▶ _Aim of the exercise_
Pull out each line of the records holding the string "checked".

▶ _Material for the task_
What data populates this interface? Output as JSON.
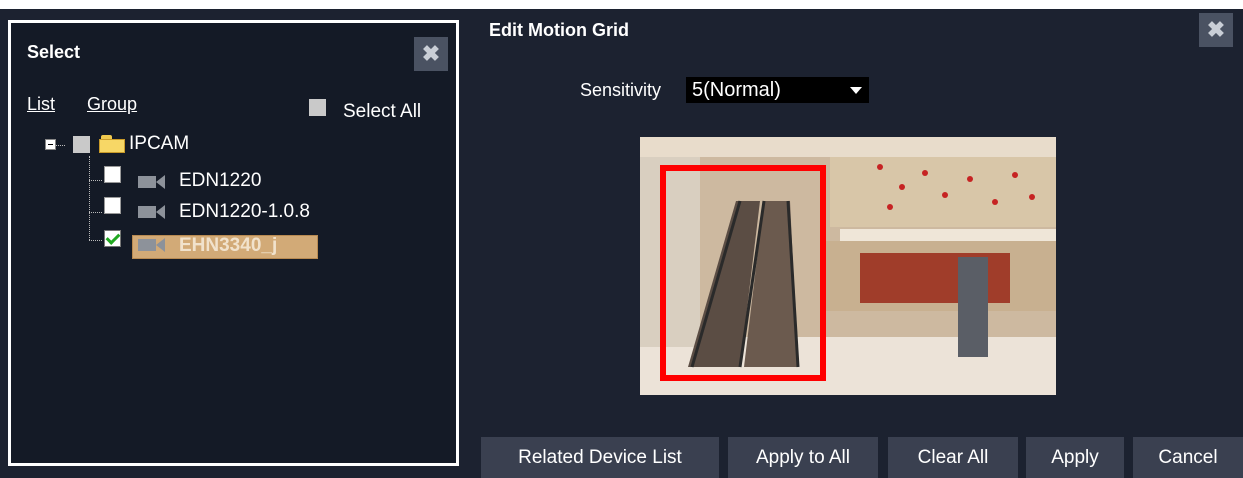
{
  "select_panel": {
    "title": "Select",
    "tabs": [
      "List",
      "Group"
    ],
    "select_all_label": "Select All",
    "tree": {
      "root": {
        "label": "IPCAM",
        "checked": false
      },
      "devices": [
        {
          "label": "EDN1220",
          "checked": false
        },
        {
          "label": "EDN1220-1.0.8",
          "checked": false
        },
        {
          "label": "EHN3340_j",
          "checked": true,
          "selected": true
        }
      ]
    }
  },
  "edit_panel": {
    "title": "Edit Motion Grid",
    "sensitivity_label": "Sensitivity",
    "sensitivity_value": "5(Normal)"
  },
  "buttons": {
    "related": "Related Device List",
    "apply_all": "Apply to All",
    "clear_all": "Clear All",
    "apply": "Apply",
    "cancel": "Cancel"
  },
  "colors": {
    "background": "#1c2230",
    "panel": "#141a26",
    "button": "#3a4050",
    "selection": "#d2aa77",
    "motion_box": "#ff0000",
    "check": "#21a821"
  },
  "icons": [
    "close-icon",
    "folder-icon",
    "camera-icon",
    "chevron-down-icon"
  ]
}
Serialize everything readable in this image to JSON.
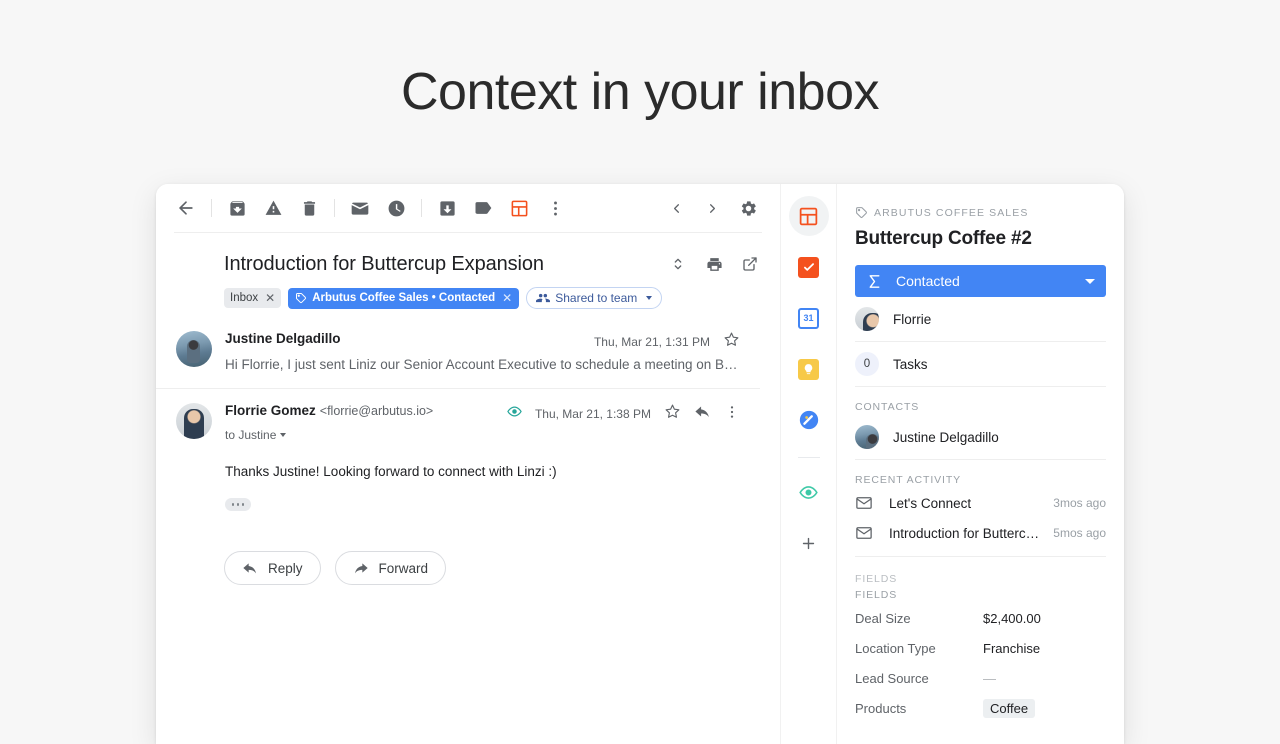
{
  "hero": {
    "headline": "Context in your inbox"
  },
  "toolbar": {
    "back": "Back",
    "items": [
      {
        "name": "archive-icon",
        "label": "Archive"
      },
      {
        "name": "report-spam-icon",
        "label": "Report spam"
      },
      {
        "name": "delete-icon",
        "label": "Delete"
      },
      {
        "name": "mark-unread-icon",
        "label": "Mark as unread"
      },
      {
        "name": "snooze-icon",
        "label": "Snooze"
      },
      {
        "name": "move-to-icon",
        "label": "Move to"
      },
      {
        "name": "labels-icon",
        "label": "Labels"
      },
      {
        "name": "streak-boxes-icon",
        "label": "Streak"
      },
      {
        "name": "more-options-icon",
        "label": "More"
      }
    ],
    "prev": "Newer",
    "next": "Older",
    "settings": "Settings"
  },
  "thread": {
    "subject": "Introduction for Buttercup Expansion",
    "actions": [
      {
        "name": "collapse-all-icon",
        "label": "Collapse all"
      },
      {
        "name": "print-icon",
        "label": "Print all"
      },
      {
        "name": "open-in-new-window-icon",
        "label": "In new window"
      }
    ],
    "chips": {
      "inbox": "Inbox",
      "streak_label": "Arbutus Coffee Sales • Contacted",
      "shared": "Shared to team"
    }
  },
  "messages": [
    {
      "sender": "Justine Delgadillo",
      "email": "",
      "date": "Thu, Mar 21, 1:31 PM",
      "snippet": "Hi Florrie, I just sent Liniz our Senior Account Executive to schedule a meeting on Butterc…",
      "collapsed": true
    },
    {
      "sender": "Florrie Gomez",
      "email": "<florrie@arbutus.io>",
      "to": "to Justine",
      "date": "Thu, Mar 21, 1:38 PM",
      "body": "Thanks Justine! Looking forward to connect with Linzi :)",
      "collapsed": false
    }
  ],
  "reply_actions": {
    "reply": "Reply",
    "forward": "Forward"
  },
  "rail": [
    {
      "name": "streak-addon-icon",
      "label": "Streak",
      "active": true
    },
    {
      "name": "google-tasks-icon",
      "label": "Tasks",
      "active": false
    },
    {
      "name": "google-calendar-icon",
      "label": "Calendar",
      "date": "31",
      "active": false
    },
    {
      "name": "google-keep-icon",
      "label": "Keep",
      "active": false
    },
    {
      "name": "google-contacts-icon",
      "label": "Contacts",
      "active": false
    },
    {
      "name": "read-receipt-icon",
      "label": "Read receipts",
      "active": false
    },
    {
      "name": "add-addon-icon",
      "label": "Get add-ons",
      "active": false
    }
  ],
  "crm": {
    "pipeline": "Arbutus Coffee Sales",
    "box_title": "Buttercup Coffee #2",
    "stage": "Contacted",
    "assignee": "Florrie",
    "tasks_label": "Tasks",
    "tasks_count": "0",
    "contacts_heading": "Contacts",
    "contacts": [
      {
        "name": "Justine Delgadillo"
      }
    ],
    "activity_heading": "Recent activity",
    "activity": [
      {
        "name": "Let's Connect",
        "when": "3mos ago"
      },
      {
        "name": "Introduction for Butterc…",
        "when": "5mos ago"
      }
    ],
    "fields_heading_ghost": "Fields",
    "fields_heading": "Fields",
    "fields": [
      {
        "key": "Deal Size",
        "value": "$2,400.00",
        "type": "text"
      },
      {
        "key": "Location Type",
        "value": "Franchise",
        "type": "text"
      },
      {
        "key": "Lead Source",
        "value": "—",
        "type": "empty"
      },
      {
        "key": "Products",
        "value": "Coffee",
        "type": "tag"
      }
    ]
  },
  "colors": {
    "streak_blue": "#4285f4",
    "streak_orange": "#f4511e",
    "read_teal": "#26a69a",
    "tasks_orange": "#f4511e",
    "calendar_blue": "#4285f4",
    "keep_yellow": "#f7c948"
  }
}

▶ _Solution to the problem_
        "checked": false
          "checked": false
          "checked": false
          "checked": true,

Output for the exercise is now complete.